Chart and figure data
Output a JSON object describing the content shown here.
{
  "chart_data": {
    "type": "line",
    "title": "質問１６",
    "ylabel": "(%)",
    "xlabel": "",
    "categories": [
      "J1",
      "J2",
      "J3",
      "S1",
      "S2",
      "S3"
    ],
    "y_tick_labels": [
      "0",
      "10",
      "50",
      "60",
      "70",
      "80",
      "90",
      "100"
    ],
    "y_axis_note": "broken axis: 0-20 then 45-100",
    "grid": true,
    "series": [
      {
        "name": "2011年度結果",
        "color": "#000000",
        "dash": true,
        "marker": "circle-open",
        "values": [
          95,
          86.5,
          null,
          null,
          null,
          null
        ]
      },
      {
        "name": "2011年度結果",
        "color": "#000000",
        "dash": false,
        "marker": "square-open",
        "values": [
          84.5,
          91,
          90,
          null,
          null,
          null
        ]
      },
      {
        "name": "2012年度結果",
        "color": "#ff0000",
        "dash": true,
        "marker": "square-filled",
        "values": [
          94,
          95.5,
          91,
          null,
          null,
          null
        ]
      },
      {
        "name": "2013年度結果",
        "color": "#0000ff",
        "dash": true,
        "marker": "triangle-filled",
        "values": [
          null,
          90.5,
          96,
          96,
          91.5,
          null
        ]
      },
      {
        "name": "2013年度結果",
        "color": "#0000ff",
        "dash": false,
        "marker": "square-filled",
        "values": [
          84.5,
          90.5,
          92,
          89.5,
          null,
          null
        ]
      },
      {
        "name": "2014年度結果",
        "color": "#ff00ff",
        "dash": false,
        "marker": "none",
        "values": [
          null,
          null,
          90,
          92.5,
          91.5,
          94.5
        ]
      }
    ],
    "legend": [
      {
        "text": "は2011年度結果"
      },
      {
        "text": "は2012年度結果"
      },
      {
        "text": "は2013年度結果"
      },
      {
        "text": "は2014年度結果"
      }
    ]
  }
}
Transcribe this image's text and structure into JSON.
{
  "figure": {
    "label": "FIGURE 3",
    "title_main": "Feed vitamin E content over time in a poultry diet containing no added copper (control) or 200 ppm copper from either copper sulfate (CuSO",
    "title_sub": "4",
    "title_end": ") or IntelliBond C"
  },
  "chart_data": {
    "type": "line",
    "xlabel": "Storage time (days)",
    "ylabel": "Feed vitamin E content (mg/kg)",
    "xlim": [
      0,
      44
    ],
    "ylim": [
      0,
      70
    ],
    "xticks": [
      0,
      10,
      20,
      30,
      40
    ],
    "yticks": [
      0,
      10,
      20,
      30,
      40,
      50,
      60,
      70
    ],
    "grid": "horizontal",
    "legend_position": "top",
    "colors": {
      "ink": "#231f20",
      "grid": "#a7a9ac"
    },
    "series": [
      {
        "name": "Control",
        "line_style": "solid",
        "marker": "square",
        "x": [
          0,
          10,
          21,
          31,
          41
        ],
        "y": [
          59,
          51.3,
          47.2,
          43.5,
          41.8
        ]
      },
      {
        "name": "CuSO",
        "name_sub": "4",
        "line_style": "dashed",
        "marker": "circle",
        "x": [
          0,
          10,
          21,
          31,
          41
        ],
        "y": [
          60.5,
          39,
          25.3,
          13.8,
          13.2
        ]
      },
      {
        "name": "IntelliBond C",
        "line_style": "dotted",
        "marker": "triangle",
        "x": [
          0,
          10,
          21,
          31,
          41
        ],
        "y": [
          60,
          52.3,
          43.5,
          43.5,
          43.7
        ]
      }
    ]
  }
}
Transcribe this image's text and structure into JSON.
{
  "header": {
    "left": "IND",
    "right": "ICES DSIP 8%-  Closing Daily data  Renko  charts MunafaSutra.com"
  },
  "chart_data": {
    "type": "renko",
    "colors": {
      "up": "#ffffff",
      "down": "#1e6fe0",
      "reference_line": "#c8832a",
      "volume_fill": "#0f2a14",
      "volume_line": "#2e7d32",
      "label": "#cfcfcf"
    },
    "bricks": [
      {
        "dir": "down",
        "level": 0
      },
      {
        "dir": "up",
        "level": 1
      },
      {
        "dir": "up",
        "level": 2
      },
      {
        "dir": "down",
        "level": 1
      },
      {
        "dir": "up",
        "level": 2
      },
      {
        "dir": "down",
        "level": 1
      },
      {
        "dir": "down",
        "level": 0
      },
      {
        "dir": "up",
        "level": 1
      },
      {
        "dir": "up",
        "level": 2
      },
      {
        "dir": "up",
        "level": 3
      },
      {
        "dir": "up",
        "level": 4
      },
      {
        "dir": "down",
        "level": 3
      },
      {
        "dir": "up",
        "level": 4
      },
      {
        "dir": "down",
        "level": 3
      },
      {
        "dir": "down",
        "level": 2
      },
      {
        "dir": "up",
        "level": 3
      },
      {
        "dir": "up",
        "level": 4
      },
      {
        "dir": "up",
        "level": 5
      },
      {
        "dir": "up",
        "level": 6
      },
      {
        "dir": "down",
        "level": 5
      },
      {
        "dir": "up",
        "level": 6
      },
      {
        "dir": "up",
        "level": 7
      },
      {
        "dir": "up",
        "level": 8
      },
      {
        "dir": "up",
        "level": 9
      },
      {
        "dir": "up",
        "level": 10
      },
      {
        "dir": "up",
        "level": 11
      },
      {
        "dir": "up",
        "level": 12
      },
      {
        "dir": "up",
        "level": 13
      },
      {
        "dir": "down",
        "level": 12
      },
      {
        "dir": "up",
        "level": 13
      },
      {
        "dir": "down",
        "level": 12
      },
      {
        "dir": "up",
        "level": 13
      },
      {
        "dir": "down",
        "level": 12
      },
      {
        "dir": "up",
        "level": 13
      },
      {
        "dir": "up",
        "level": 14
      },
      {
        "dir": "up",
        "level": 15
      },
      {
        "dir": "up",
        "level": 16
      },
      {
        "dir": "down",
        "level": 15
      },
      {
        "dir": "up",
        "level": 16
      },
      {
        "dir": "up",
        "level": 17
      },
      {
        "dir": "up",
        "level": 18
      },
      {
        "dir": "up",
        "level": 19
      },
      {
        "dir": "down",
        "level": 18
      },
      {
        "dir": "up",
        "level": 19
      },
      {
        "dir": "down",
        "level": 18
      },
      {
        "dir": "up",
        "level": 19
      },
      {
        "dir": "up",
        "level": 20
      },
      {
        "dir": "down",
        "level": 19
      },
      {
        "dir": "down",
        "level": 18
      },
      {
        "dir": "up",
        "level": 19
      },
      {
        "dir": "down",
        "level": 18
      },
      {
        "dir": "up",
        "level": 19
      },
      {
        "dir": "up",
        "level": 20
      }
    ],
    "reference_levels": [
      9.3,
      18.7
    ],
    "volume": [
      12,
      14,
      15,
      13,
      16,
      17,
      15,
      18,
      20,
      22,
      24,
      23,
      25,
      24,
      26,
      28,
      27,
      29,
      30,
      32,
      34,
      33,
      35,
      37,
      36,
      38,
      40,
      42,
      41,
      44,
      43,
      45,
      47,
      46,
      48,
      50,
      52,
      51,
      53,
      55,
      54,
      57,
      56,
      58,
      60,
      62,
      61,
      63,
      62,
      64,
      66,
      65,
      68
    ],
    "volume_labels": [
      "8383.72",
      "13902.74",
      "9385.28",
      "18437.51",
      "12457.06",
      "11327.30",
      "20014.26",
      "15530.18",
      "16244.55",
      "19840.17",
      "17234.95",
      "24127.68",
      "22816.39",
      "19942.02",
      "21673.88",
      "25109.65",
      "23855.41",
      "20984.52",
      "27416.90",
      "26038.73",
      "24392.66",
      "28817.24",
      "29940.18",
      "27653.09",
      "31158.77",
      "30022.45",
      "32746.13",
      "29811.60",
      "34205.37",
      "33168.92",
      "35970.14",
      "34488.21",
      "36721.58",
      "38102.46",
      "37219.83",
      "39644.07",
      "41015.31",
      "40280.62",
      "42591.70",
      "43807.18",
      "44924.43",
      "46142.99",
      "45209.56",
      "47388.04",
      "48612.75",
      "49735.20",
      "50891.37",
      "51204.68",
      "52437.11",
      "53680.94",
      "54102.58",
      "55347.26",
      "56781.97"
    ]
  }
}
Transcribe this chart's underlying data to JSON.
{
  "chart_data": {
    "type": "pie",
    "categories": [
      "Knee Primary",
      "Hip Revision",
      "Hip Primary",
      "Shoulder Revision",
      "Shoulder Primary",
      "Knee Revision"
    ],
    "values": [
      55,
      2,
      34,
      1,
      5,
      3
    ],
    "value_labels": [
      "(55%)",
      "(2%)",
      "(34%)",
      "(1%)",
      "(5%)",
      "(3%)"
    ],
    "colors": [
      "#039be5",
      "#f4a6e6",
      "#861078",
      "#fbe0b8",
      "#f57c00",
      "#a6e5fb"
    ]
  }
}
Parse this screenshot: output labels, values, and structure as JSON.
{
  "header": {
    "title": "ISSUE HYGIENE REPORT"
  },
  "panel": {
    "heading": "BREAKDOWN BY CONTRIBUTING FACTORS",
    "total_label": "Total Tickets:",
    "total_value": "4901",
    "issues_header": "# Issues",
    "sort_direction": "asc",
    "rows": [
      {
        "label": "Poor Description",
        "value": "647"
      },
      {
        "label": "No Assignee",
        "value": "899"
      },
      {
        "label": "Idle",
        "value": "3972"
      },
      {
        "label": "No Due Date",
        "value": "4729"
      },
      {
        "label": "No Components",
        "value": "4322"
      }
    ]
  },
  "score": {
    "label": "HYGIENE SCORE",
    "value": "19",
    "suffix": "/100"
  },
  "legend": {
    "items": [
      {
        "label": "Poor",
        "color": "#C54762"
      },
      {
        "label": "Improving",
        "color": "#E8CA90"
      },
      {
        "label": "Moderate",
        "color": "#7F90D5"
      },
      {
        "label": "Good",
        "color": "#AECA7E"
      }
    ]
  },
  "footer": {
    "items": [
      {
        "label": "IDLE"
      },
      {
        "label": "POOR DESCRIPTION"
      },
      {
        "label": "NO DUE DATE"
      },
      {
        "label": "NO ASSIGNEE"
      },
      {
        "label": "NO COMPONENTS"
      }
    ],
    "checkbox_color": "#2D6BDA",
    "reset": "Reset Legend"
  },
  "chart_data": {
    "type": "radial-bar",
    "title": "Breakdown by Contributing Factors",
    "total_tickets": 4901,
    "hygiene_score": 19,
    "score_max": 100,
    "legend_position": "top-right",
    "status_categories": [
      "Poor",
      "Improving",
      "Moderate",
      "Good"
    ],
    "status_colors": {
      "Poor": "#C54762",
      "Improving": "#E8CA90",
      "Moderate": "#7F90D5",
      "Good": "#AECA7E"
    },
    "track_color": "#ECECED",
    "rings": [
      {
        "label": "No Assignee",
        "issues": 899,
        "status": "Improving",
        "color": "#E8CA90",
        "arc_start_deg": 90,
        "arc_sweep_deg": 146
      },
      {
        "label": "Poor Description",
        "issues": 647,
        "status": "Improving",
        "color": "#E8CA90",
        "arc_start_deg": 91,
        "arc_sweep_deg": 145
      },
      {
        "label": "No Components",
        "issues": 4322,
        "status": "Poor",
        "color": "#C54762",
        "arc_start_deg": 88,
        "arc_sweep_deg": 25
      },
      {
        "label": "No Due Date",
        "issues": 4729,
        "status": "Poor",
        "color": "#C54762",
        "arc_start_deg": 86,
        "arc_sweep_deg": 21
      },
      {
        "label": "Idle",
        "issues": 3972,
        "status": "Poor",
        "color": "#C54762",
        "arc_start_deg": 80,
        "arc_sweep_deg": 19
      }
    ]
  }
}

* **Prompt**
Return each line where "square" shows up.

* **Exercise response**
        "marker": "square-open",
        "marker": "square-filled",
        "marker": "square-filled",
        "marker": "square",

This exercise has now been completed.